--- START ---

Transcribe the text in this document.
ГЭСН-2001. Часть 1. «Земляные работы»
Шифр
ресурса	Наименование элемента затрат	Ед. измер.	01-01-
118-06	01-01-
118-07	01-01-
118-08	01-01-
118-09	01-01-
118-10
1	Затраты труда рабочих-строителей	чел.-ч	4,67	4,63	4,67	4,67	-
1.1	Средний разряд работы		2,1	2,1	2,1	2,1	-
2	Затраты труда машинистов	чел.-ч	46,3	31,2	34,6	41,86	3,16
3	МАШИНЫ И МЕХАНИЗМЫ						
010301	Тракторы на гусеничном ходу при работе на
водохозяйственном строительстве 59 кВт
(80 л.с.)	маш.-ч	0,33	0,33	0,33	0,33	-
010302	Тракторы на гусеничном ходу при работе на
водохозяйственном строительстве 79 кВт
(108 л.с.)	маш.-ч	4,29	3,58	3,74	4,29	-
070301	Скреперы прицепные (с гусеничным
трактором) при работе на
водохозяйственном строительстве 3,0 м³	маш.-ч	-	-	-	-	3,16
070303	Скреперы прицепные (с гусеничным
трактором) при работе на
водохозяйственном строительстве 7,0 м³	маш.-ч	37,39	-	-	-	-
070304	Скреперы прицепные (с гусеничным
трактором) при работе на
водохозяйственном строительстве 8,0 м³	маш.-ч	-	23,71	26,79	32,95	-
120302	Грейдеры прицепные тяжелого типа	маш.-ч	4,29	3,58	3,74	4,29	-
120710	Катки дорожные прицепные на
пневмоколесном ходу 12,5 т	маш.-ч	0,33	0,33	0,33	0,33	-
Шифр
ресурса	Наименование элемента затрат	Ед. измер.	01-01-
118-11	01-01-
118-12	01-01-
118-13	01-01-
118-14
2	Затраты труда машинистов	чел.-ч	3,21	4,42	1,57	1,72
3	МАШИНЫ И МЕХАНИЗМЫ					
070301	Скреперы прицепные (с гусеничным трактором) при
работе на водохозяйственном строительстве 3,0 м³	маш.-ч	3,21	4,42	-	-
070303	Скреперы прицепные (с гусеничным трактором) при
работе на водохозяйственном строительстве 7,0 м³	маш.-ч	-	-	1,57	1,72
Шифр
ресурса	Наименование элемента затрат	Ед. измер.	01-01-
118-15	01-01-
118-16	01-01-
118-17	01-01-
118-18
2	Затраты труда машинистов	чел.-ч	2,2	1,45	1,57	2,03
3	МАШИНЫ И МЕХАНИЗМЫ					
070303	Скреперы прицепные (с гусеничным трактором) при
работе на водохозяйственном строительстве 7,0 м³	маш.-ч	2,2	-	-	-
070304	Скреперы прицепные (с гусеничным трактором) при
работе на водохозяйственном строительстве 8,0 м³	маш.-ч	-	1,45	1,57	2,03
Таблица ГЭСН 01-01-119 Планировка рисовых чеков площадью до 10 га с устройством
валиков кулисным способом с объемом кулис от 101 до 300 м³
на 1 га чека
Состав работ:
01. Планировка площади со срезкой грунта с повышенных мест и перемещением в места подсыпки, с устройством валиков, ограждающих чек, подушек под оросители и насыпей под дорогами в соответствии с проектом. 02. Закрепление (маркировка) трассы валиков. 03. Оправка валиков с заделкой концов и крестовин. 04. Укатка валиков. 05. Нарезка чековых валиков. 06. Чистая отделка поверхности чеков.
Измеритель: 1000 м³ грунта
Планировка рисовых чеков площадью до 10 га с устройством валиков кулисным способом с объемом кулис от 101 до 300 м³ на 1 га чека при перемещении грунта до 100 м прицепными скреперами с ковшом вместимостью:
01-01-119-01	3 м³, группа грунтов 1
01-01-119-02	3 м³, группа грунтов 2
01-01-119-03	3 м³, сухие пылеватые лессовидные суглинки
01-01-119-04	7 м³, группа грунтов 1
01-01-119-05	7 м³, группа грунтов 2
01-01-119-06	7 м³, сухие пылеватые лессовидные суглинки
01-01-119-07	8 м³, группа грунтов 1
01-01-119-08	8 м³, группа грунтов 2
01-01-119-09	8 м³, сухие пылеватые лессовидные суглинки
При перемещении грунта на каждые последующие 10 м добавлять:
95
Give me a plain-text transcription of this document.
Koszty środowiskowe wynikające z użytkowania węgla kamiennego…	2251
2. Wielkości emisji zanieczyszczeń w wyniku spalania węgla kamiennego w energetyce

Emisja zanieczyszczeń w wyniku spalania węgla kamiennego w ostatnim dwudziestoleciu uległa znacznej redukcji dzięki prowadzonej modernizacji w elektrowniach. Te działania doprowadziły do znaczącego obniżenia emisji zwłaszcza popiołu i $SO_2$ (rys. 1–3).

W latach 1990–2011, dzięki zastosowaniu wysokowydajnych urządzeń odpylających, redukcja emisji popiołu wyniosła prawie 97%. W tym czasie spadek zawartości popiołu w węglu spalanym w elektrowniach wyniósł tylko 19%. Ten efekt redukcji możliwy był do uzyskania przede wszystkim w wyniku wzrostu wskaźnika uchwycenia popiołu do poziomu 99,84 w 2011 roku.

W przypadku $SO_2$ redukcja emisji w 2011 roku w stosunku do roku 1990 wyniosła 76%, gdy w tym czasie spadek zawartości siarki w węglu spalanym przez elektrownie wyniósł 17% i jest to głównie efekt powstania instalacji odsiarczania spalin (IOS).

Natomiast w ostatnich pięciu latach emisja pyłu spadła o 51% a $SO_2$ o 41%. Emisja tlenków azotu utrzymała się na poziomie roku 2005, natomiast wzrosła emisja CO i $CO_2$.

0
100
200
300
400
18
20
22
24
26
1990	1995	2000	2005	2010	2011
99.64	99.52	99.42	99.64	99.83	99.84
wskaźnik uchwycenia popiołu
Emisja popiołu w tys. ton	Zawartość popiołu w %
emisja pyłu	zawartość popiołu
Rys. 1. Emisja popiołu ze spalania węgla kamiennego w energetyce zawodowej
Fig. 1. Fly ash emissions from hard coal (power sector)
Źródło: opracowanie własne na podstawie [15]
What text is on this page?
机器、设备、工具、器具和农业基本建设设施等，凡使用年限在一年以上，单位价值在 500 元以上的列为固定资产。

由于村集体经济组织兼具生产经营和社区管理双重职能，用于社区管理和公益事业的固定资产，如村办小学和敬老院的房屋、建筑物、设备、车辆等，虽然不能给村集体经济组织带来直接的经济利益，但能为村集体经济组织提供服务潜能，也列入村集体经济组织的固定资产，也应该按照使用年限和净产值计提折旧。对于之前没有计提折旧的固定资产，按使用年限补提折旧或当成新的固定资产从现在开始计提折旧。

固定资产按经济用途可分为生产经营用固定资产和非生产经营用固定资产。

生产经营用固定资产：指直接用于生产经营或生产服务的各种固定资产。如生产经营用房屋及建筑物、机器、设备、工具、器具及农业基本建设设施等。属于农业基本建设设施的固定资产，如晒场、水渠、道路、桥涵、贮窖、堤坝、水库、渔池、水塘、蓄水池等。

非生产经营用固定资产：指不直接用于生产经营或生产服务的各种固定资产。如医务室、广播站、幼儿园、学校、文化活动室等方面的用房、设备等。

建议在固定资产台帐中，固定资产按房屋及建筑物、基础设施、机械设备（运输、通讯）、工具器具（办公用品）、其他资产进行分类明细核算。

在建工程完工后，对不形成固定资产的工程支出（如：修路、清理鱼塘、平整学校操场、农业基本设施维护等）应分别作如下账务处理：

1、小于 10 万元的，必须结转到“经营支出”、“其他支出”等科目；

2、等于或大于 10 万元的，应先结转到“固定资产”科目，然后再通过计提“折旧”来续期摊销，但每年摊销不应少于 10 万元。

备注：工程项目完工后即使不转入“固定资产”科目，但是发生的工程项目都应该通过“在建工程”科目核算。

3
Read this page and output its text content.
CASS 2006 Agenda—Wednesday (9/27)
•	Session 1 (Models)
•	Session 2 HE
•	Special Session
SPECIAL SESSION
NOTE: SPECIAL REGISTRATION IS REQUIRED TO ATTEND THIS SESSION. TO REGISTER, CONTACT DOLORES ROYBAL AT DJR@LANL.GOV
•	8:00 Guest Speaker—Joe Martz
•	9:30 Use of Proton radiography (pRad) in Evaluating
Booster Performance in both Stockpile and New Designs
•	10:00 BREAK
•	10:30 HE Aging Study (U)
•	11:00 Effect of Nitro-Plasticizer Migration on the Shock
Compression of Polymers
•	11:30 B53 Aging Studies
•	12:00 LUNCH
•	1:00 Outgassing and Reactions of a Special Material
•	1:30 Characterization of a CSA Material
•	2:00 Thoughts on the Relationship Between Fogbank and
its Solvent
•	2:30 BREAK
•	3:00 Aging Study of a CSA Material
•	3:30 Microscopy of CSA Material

--- END ---

What is required: Every line in the data above that contains "перемещении" needs to be copied.

Exercise response:
Планировка рисовых чеков площадью до 10 га с устройством валиков кулисным способом с объемом кулис от 101 до 300 м³ на 1 га чека при перемещении грунта до 100 м прицепными скреперами с ковшом вместимостью:
При перемещении грунта на каждые последующие 10 м добавлять:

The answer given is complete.